__Direction__.
Copy all of the records below verbatim.

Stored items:
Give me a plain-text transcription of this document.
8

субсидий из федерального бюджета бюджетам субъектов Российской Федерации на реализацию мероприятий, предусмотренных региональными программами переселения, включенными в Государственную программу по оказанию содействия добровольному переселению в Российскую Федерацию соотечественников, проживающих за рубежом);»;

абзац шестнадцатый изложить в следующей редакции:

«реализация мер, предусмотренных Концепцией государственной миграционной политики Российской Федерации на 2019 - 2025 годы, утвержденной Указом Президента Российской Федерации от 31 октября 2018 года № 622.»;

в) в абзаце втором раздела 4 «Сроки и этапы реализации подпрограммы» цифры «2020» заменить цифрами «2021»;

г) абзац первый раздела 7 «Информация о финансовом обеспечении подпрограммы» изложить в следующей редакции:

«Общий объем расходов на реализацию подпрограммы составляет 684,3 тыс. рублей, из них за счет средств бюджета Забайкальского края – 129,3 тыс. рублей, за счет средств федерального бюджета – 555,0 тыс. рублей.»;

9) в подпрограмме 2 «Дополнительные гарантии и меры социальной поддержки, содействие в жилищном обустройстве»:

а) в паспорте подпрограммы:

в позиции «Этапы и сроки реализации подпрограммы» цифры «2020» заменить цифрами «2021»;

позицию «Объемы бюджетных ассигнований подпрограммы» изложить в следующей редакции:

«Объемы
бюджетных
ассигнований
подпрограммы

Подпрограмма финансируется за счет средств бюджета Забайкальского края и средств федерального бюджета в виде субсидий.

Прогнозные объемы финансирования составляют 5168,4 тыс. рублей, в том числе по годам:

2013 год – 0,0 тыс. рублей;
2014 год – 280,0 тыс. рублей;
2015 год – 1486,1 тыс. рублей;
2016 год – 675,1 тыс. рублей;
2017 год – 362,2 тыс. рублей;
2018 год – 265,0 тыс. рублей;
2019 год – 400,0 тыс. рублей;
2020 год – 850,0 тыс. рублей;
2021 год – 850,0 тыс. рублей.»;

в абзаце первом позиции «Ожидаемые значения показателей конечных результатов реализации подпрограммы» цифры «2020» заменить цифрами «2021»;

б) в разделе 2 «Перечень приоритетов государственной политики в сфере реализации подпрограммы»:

__Task solution__.
Give me a plain-text transcription of this document.
8

субсидий из федерального бюджета бюджетам субъектов Российской Федерации на реализацию мероприятий, предусмотренных региональными программами переселения, включенными в Государственную программу по оказанию содействия добровольному переселению в Российскую Федерацию соотечественников, проживающих за рубежом);»;

абзац шестнадцатый изложить в следующей редакции:

«реализация мер, предусмотренных Концепцией государственной миграционной политики Российской Федерации на 2019 - 2025 годы, утвержденной Указом Президента Российской Федерации от 31 октября 2018 года № 622.»;

в) в абзаце втором раздела 4 «Сроки и этапы реализации подпрограммы» цифры «2020» заменить цифрами «2021»;

г) абзац первый раздела 7 «Информация о финансовом обеспечении подпрограммы» изложить в следующей редакции:

«Общий объем расходов на реализацию подпрограммы составляет 684,3 тыс. рублей, из них за счет средств бюджета Забайкальского края – 129,3 тыс. рублей, за счет средств федерального бюджета – 555,0 тыс. рублей.»;

9) в подпрограмме 2 «Дополнительные гарантии и меры социальной поддержки, содействие в жилищном обустройстве»:

а) в паспорте подпрограммы:

в позиции «Этапы и сроки реализации подпрограммы» цифры «2020» заменить цифрами «2021»;

позицию «Объемы бюджетных ассигнований подпрограммы» изложить в следующей редакции:

«Объемы
бюджетных
ассигнований
подпрограммы

Подпрограмма финансируется за счет средств бюджета Забайкальского края и средств федерального бюджета в виде субсидий.

Прогнозные объемы финансирования составляют 5168,4 тыс. рублей, в том числе по годам:

2013 год – 0,0 тыс. рублей;
2014 год – 280,0 тыс. рублей;
2015 год – 1486,1 тыс. рублей;
2016 год – 675,1 тыс. рублей;
2017 год – 362,2 тыс. рублей;
2018 год – 265,0 тыс. рублей;
2019 год – 400,0 тыс. рублей;
2020 год – 850,0 тыс. рублей;
2021 год – 850,0 тыс. рублей.»;

в абзаце первом позиции «Ожидаемые значения показателей конечных результатов реализации подпрограммы» цифры «2020» заменить цифрами «2021»;

б) в разделе 2 «Перечень приоритетов государственной политики в сфере реализации подпрограммы»:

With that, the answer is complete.